### Direction
Which lines of the listing below contain the string "Repos", matching uppercase and lowercase exactly? Collect each of them in full.

"""

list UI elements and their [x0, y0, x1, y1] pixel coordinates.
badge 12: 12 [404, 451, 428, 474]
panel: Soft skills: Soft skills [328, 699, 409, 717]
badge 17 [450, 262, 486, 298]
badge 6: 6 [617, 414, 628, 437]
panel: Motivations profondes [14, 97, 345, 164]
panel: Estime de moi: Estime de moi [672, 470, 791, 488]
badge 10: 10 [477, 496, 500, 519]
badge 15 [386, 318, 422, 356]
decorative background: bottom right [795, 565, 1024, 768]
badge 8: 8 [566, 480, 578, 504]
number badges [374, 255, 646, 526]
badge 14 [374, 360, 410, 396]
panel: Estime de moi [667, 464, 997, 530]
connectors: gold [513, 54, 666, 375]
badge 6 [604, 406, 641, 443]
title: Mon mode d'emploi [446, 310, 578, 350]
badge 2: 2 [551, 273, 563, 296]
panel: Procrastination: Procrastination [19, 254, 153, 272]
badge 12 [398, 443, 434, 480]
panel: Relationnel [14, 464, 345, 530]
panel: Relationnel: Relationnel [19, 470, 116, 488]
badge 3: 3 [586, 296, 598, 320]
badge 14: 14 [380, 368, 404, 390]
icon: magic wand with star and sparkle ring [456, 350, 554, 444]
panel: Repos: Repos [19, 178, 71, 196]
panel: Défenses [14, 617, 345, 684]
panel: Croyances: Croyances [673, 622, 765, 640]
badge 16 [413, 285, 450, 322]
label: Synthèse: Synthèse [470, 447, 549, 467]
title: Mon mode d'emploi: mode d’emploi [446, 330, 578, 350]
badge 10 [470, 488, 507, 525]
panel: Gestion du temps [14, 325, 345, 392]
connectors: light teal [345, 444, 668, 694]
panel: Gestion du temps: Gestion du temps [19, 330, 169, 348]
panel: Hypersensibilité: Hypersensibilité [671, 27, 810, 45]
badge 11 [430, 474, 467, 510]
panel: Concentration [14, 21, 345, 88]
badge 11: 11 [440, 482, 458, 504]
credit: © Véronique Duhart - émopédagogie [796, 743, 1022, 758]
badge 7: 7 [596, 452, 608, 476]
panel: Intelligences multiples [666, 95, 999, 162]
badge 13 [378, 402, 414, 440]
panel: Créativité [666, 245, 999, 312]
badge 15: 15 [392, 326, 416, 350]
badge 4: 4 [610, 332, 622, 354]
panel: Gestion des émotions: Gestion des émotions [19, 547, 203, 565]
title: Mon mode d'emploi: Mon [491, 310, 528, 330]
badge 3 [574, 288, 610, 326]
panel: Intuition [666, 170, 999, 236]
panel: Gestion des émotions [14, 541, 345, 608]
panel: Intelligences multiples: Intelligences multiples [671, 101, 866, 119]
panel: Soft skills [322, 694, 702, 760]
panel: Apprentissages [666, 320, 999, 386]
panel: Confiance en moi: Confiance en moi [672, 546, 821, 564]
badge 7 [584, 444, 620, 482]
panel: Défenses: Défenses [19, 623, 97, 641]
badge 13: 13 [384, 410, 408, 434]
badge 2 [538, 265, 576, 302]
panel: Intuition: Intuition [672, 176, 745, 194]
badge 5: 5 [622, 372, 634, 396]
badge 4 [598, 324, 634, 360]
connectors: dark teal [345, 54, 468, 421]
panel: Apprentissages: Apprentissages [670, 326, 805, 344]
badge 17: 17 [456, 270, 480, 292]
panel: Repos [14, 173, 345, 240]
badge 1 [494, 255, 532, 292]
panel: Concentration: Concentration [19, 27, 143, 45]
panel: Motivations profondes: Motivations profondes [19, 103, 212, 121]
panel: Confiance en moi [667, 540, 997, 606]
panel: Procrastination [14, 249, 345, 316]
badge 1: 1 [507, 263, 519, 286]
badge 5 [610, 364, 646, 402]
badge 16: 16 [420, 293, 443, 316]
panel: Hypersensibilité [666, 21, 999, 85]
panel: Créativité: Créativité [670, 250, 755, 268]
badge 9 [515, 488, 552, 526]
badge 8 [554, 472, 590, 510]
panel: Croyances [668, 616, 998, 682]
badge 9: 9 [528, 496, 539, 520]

"""

### The solution
panel: Repos: Repos [19, 178, 71, 196]
panel: Repos [14, 173, 345, 240]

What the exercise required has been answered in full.